TASK STATEMENT: Show every line where "άλλο" occurs.

SUPPLIED DATA:
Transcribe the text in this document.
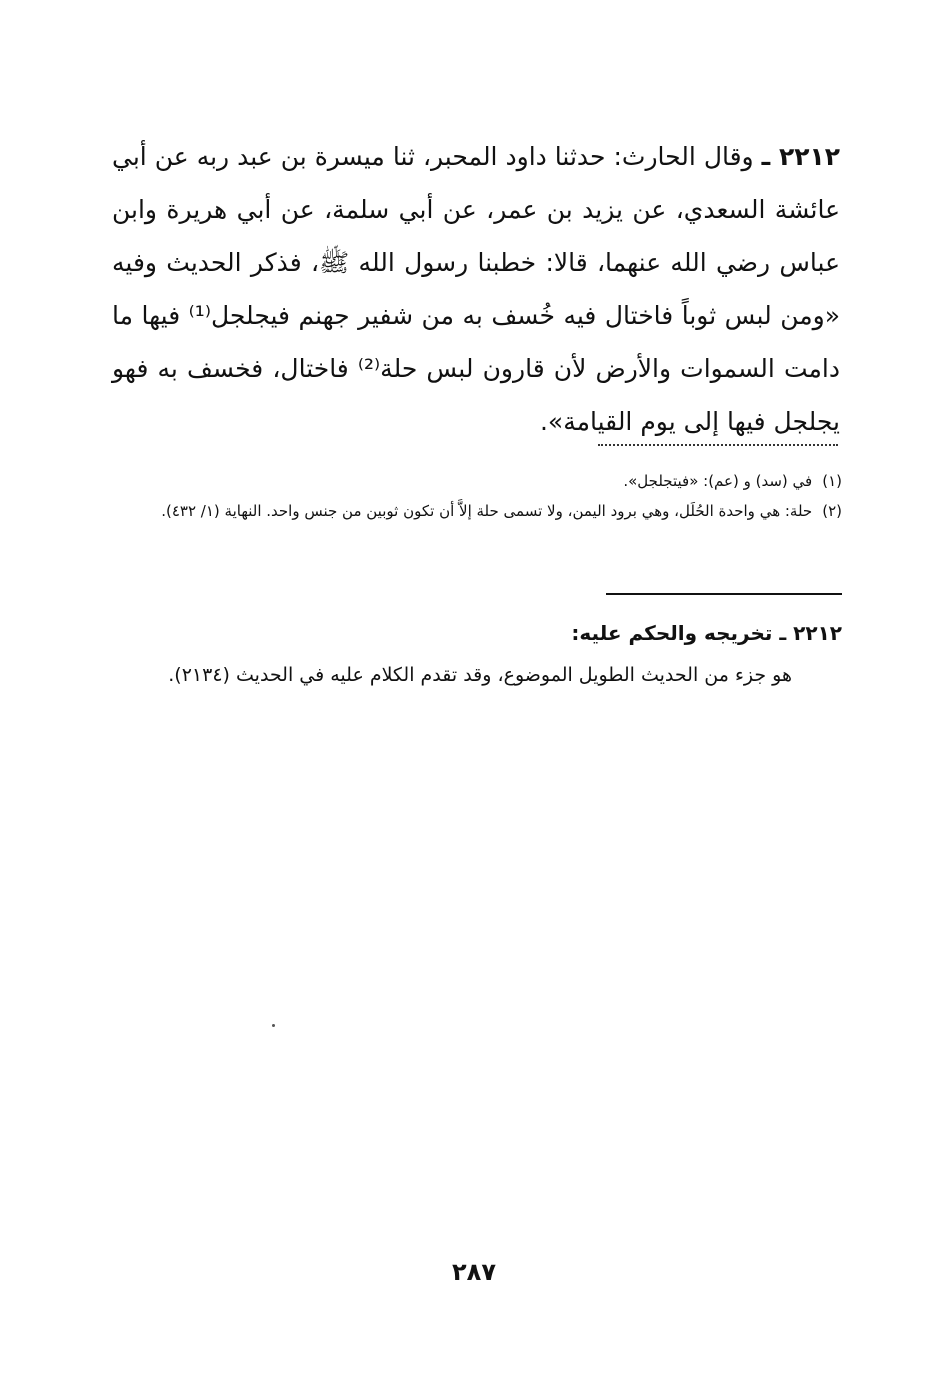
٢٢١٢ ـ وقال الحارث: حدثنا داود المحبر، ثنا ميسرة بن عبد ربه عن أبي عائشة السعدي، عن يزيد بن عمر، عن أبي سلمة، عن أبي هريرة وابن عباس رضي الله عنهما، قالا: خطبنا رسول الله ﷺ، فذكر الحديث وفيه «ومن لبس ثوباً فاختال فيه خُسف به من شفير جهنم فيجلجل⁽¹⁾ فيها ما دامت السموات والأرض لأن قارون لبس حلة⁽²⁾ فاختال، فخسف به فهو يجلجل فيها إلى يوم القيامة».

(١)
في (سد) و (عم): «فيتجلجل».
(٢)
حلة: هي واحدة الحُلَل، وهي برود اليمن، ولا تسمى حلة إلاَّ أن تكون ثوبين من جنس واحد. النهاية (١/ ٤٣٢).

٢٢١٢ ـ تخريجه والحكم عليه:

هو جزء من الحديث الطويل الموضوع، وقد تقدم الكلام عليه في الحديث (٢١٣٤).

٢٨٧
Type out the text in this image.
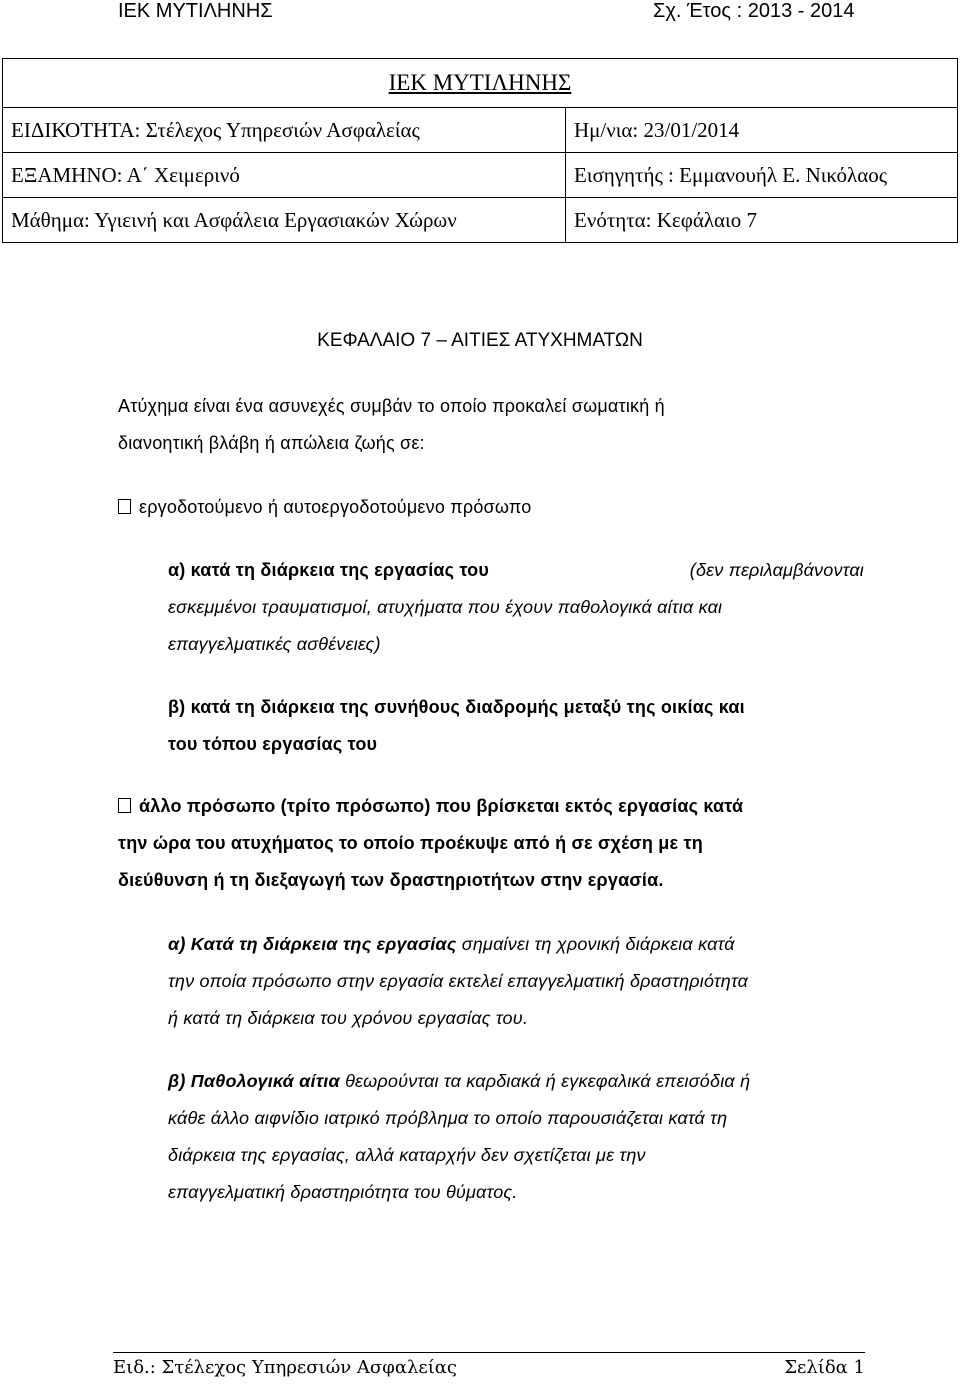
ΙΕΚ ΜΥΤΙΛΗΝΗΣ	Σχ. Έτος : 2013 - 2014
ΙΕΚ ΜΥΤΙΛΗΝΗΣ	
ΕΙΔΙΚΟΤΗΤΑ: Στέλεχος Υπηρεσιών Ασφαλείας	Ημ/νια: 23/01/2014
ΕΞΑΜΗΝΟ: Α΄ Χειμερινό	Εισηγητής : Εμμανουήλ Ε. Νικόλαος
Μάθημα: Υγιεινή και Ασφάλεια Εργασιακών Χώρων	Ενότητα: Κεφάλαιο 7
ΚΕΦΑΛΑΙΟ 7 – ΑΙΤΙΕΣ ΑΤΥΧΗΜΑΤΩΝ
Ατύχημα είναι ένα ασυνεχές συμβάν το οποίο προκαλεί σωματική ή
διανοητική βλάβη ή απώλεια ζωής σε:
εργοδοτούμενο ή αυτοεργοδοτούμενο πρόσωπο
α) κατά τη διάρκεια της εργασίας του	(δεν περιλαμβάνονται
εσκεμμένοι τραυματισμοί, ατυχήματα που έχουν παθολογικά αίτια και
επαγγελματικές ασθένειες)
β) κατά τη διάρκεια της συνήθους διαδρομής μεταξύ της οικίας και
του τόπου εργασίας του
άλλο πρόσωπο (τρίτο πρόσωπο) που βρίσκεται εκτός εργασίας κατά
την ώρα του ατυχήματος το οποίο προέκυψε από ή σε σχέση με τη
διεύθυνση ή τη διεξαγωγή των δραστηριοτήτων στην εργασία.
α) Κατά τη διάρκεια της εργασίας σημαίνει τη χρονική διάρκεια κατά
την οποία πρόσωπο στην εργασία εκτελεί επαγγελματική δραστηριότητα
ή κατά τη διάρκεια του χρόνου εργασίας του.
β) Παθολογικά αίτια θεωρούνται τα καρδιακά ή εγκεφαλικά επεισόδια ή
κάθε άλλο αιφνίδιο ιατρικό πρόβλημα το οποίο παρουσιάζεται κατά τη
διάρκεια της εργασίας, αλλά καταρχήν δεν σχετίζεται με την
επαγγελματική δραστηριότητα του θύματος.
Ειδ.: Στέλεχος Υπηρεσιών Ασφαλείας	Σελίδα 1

* * *

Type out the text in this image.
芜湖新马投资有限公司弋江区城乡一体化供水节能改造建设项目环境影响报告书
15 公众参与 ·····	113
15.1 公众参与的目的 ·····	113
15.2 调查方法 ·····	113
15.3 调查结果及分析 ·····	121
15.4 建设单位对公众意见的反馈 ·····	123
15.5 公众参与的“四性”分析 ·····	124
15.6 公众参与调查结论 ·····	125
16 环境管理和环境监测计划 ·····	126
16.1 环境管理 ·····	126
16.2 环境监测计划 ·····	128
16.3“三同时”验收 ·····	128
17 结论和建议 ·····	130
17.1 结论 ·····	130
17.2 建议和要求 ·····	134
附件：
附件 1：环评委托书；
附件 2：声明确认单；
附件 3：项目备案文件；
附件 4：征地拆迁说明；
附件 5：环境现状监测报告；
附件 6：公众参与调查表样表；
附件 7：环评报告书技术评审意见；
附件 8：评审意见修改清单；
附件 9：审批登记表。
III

THE RESPONSE:
άλλο πρόσωπο (τρίτο πρόσωπο) που βρίσκεται εκτός εργασίας κατά
κάθε άλλο αιφνίδιο ιατρικό πρόβλημα το οποίο παρουσιάζεται κατά τη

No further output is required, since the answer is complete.